- _THE TASK_
Each line containing the word "text" needs to be copied.

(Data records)
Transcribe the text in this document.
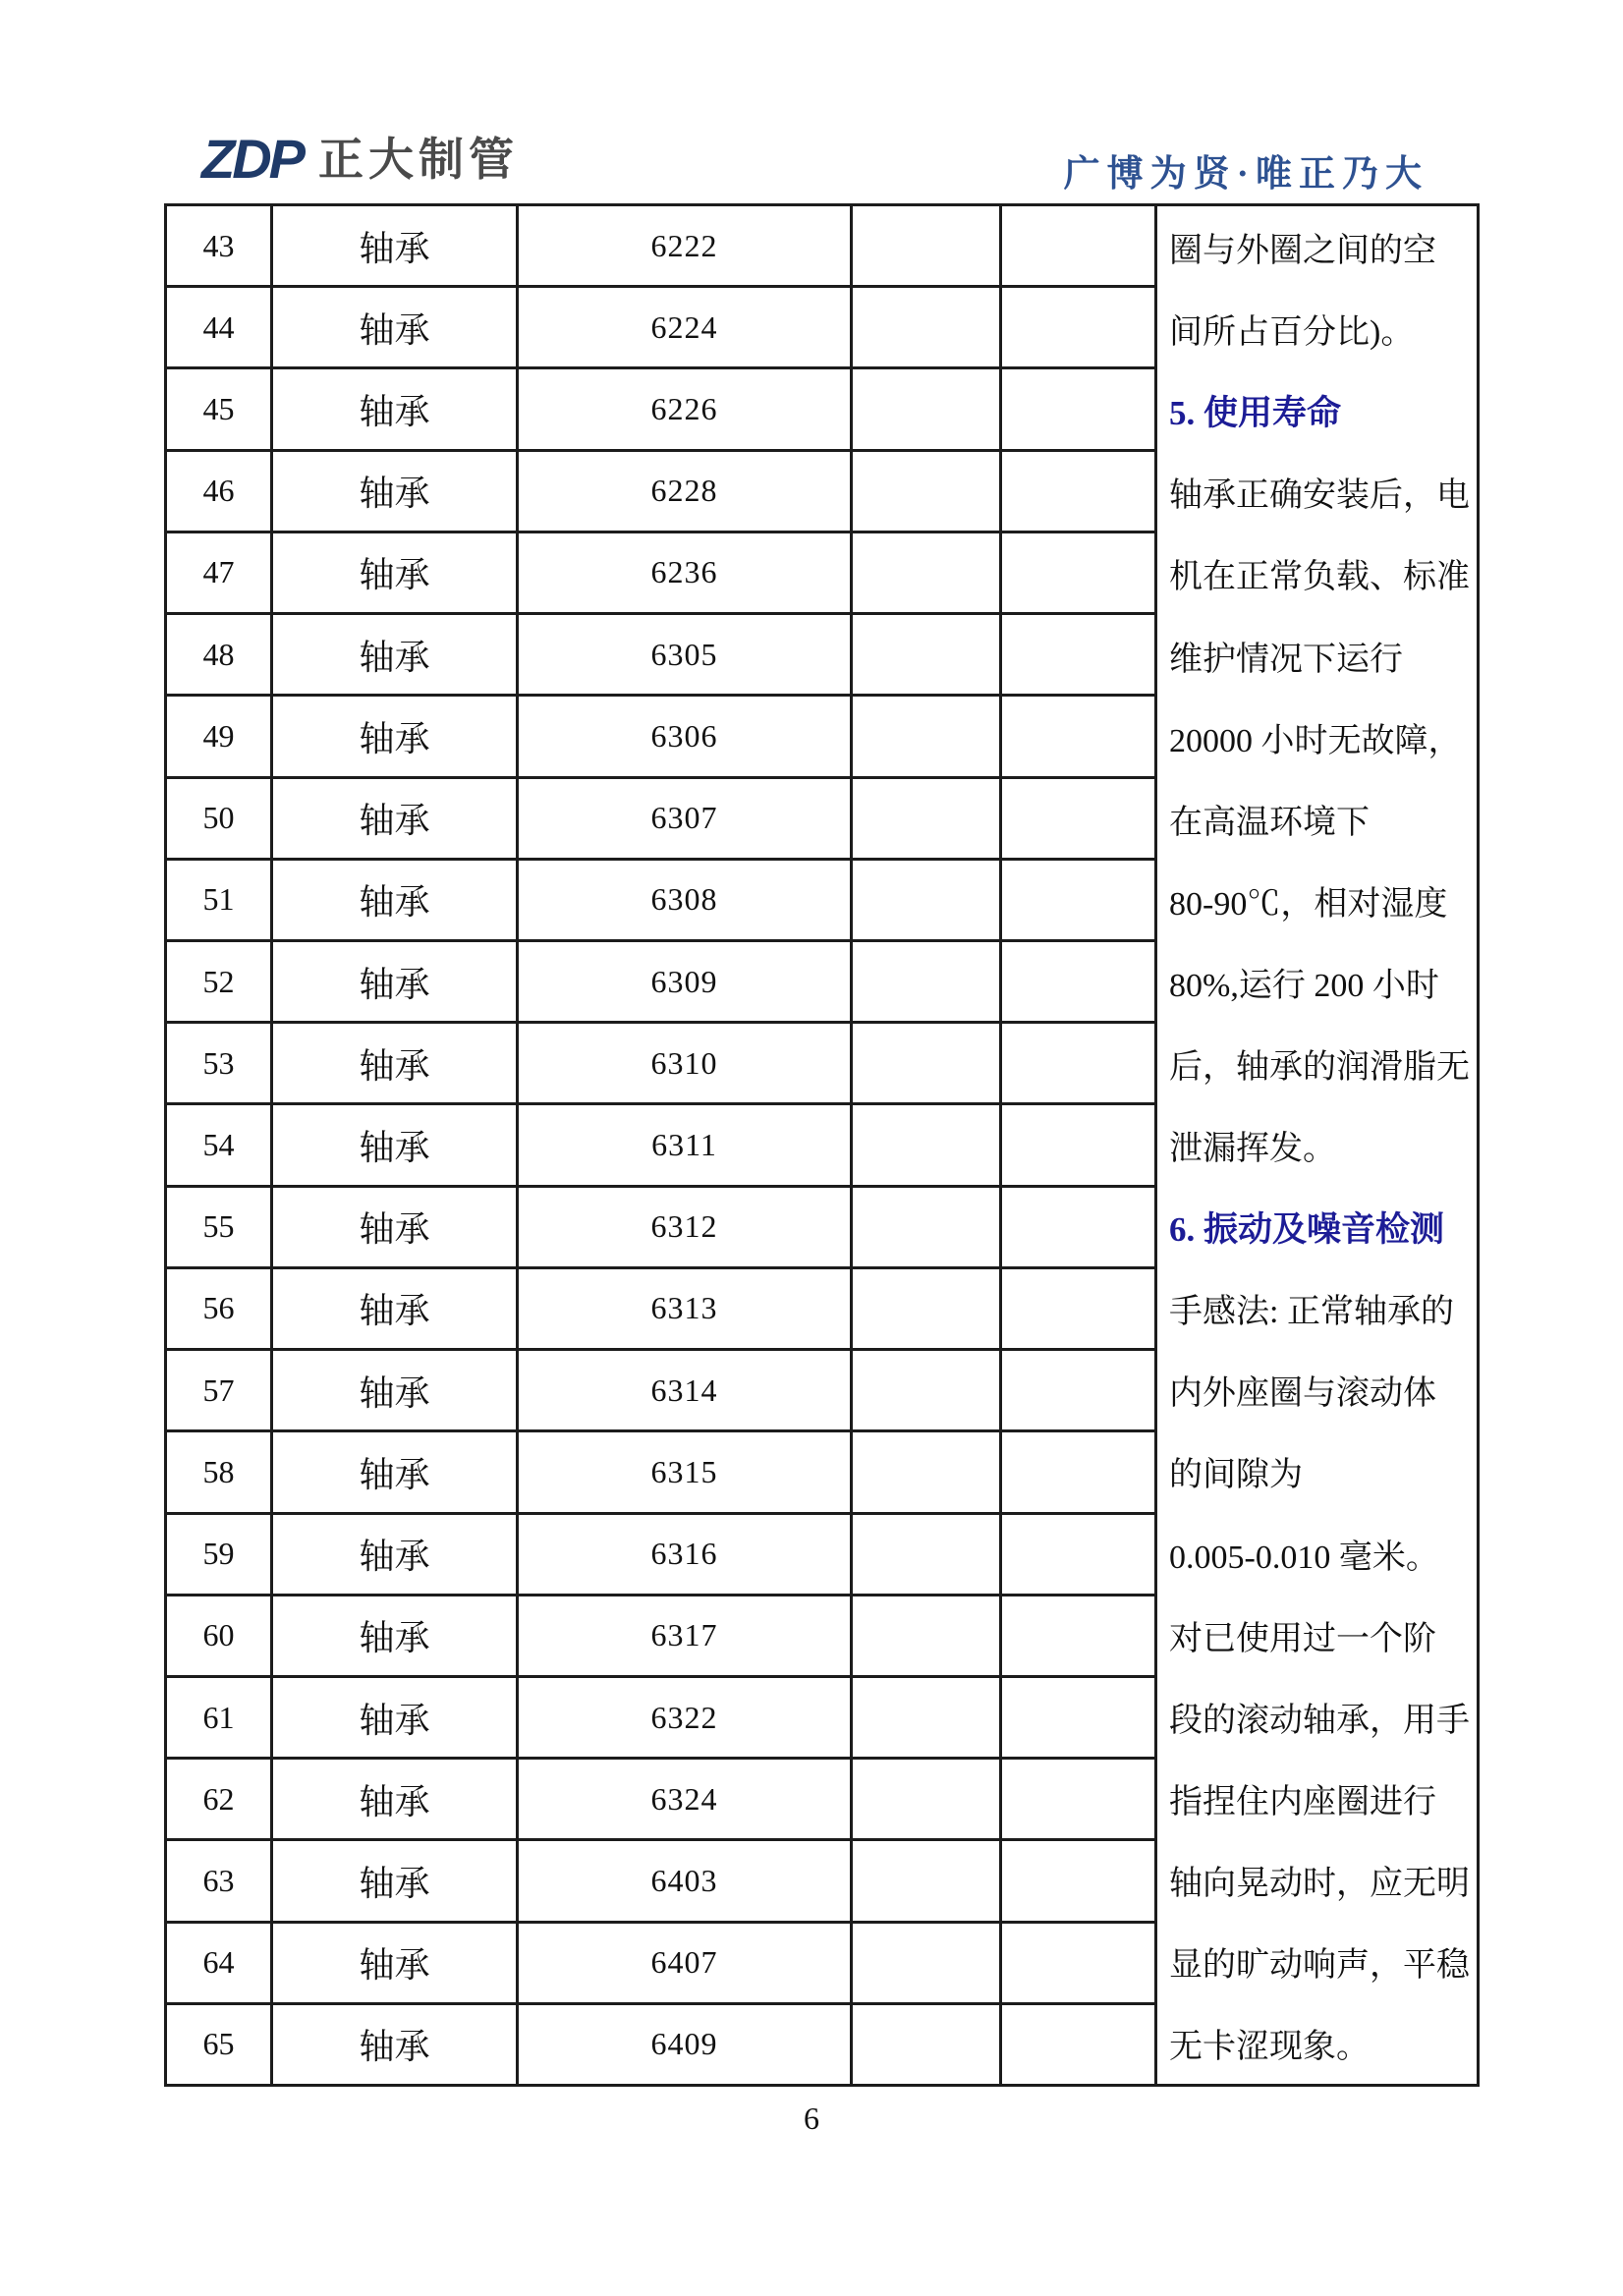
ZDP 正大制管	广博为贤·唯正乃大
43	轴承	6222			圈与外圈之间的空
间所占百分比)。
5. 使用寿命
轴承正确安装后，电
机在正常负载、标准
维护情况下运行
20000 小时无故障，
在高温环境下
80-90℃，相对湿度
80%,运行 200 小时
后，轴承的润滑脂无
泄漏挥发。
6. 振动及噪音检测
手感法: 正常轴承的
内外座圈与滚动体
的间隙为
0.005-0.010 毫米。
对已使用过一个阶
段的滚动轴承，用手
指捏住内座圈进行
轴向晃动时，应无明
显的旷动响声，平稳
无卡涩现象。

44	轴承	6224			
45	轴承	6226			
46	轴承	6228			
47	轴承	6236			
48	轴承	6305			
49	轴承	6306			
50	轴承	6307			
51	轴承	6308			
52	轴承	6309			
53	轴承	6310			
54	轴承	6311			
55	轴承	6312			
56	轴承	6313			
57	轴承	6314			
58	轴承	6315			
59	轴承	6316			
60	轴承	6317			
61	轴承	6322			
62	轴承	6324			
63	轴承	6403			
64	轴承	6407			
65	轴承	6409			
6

...

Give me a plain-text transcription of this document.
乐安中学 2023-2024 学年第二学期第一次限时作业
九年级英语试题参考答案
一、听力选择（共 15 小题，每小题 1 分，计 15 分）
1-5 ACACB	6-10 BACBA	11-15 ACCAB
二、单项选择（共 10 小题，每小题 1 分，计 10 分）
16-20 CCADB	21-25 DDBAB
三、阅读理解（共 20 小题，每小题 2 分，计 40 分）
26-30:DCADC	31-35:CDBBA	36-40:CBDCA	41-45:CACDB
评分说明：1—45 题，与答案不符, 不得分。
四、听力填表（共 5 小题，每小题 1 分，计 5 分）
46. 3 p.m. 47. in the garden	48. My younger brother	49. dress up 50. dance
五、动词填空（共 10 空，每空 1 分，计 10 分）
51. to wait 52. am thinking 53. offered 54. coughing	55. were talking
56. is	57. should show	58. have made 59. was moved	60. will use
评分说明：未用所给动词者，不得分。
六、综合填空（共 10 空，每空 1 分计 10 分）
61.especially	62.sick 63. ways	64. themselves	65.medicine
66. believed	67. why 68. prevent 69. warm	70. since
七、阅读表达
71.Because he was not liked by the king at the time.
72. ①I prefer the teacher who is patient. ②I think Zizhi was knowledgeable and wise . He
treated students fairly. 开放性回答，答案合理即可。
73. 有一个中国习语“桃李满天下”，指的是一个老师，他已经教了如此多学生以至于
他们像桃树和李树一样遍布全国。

- _RESPONSE_
Transcribe the text in this document.
Give me a plain-text transcription of this document.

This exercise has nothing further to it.